Data items:
BEGIN

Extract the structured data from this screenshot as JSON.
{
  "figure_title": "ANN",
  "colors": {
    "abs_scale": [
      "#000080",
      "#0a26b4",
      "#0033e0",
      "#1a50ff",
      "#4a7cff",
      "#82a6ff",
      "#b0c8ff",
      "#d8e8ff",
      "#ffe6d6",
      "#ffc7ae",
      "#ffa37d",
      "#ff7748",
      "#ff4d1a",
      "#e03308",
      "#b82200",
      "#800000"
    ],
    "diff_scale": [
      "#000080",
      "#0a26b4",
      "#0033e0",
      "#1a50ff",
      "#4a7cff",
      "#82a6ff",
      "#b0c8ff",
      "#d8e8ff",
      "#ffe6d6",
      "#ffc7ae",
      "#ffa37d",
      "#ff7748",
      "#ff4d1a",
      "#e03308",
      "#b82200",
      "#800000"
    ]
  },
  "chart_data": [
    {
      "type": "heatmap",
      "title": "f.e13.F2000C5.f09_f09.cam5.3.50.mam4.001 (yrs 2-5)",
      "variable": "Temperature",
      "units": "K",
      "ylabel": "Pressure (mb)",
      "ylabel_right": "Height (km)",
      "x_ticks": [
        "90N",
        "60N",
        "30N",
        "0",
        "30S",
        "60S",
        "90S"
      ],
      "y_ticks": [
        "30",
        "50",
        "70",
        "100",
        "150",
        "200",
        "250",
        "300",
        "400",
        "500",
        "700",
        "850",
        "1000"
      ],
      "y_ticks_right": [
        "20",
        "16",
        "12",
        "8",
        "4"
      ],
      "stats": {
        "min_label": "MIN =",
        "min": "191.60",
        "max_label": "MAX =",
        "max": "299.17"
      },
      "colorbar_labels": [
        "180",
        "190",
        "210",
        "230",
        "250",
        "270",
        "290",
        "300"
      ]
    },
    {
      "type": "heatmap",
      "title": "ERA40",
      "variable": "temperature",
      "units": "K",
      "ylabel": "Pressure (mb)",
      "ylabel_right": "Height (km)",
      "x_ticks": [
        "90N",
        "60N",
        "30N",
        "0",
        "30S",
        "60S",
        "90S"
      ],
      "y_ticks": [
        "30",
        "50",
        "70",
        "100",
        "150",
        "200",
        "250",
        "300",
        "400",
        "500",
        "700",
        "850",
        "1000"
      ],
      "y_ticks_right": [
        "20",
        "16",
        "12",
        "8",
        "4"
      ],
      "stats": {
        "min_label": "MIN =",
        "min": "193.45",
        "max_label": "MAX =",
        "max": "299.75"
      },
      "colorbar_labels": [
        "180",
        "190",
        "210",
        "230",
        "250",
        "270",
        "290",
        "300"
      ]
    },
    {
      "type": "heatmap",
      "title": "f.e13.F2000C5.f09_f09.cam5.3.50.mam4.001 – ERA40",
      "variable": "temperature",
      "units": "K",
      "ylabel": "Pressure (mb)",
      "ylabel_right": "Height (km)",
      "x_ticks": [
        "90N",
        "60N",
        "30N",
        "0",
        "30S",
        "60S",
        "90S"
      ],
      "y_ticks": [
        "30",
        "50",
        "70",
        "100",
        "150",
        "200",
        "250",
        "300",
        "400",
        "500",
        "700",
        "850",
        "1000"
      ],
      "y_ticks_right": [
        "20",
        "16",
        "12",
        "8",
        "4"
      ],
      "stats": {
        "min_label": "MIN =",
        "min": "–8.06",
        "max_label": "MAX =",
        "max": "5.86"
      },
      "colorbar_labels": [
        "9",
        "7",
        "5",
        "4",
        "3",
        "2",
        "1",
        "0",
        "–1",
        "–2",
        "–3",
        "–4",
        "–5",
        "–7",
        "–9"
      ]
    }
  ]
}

END

Your task is to reproduce the whole listing exactly.

Solution to this problem:
Extract the structured data from this screenshot as JSON.
{
  "figure_title": "ANN",
  "colors": {
    "abs_scale": [
      "#000080",
      "#0a26b4",
      "#0033e0",
      "#1a50ff",
      "#4a7cff",
      "#82a6ff",
      "#b0c8ff",
      "#d8e8ff",
      "#ffe6d6",
      "#ffc7ae",
      "#ffa37d",
      "#ff7748",
      "#ff4d1a",
      "#e03308",
      "#b82200",
      "#800000"
    ],
    "diff_scale": [
      "#000080",
      "#0a26b4",
      "#0033e0",
      "#1a50ff",
      "#4a7cff",
      "#82a6ff",
      "#b0c8ff",
      "#d8e8ff",
      "#ffe6d6",
      "#ffc7ae",
      "#ffa37d",
      "#ff7748",
      "#ff4d1a",
      "#e03308",
      "#b82200",
      "#800000"
    ]
  },
  "chart_data": [
    {
      "type": "heatmap",
      "title": "f.e13.F2000C5.f09_f09.cam5.3.50.mam4.001 (yrs 2-5)",
      "variable": "Temperature",
      "units": "K",
      "ylabel": "Pressure (mb)",
      "ylabel_right": "Height (km)",
      "x_ticks": [
        "90N",
        "60N",
        "30N",
        "0",
        "30S",
        "60S",
        "90S"
      ],
      "y_ticks": [
        "30",
        "50",
        "70",
        "100",
        "150",
        "200",
        "250",
        "300",
        "400",
        "500",
        "700",
        "850",
        "1000"
      ],
      "y_ticks_right": [
        "20",
        "16",
        "12",
        "8",
        "4"
      ],
      "stats": {
        "min_label": "MIN =",
        "min": "191.60",
        "max_label": "MAX =",
        "max": "299.17"
      },
      "colorbar_labels": [
        "180",
        "190",
        "210",
        "230",
        "250",
        "270",
        "290",
        "300"
      ]
    },
    {
      "type": "heatmap",
      "title": "ERA40",
      "variable": "temperature",
      "units": "K",
      "ylabel": "Pressure (mb)",
      "ylabel_right": "Height (km)",
      "x_ticks": [
        "90N",
        "60N",
        "30N",
        "0",
        "30S",
        "60S",
        "90S"
      ],
      "y_ticks": [
        "30",
        "50",
        "70",
        "100",
        "150",
        "200",
        "250",
        "300",
        "400",
        "500",
        "700",
        "850",
        "1000"
      ],
      "y_ticks_right": [
        "20",
        "16",
        "12",
        "8",
        "4"
      ],
      "stats": {
        "min_label": "MIN =",
        "min": "193.45",
        "max_label": "MAX =",
        "max": "299.75"
      },
      "colorbar_labels": [
        "180",
        "190",
        "210",
        "230",
        "250",
        "270",
        "290",
        "300"
      ]
    },
    {
      "type": "heatmap",
      "title": "f.e13.F2000C5.f09_f09.cam5.3.50.mam4.001 – ERA40",
      "variable": "temperature",
      "units": "K",
      "ylabel": "Pressure (mb)",
      "ylabel_right": "Height (km)",
      "x_ticks": [
        "90N",
        "60N",
        "30N",
        "0",
        "30S",
        "60S",
        "90S"
      ],
      "y_ticks": [
        "30",
        "50",
        "70",
        "100",
        "150",
        "200",
        "250",
        "300",
        "400",
        "500",
        "700",
        "850",
        "1000"
      ],
      "y_ticks_right": [
        "20",
        "16",
        "12",
        "8",
        "4"
      ],
      "stats": {
        "min_label": "MIN =",
        "min": "–8.06",
        "max_label": "MAX =",
        "max": "5.86"
      },
      "colorbar_labels": [
        "9",
        "7",
        "5",
        "4",
        "3",
        "2",
        "1",
        "0",
        "–1",
        "–2",
        "–3",
        "–4",
        "–5",
        "–7",
        "–9"
      ]
    }
  ]
}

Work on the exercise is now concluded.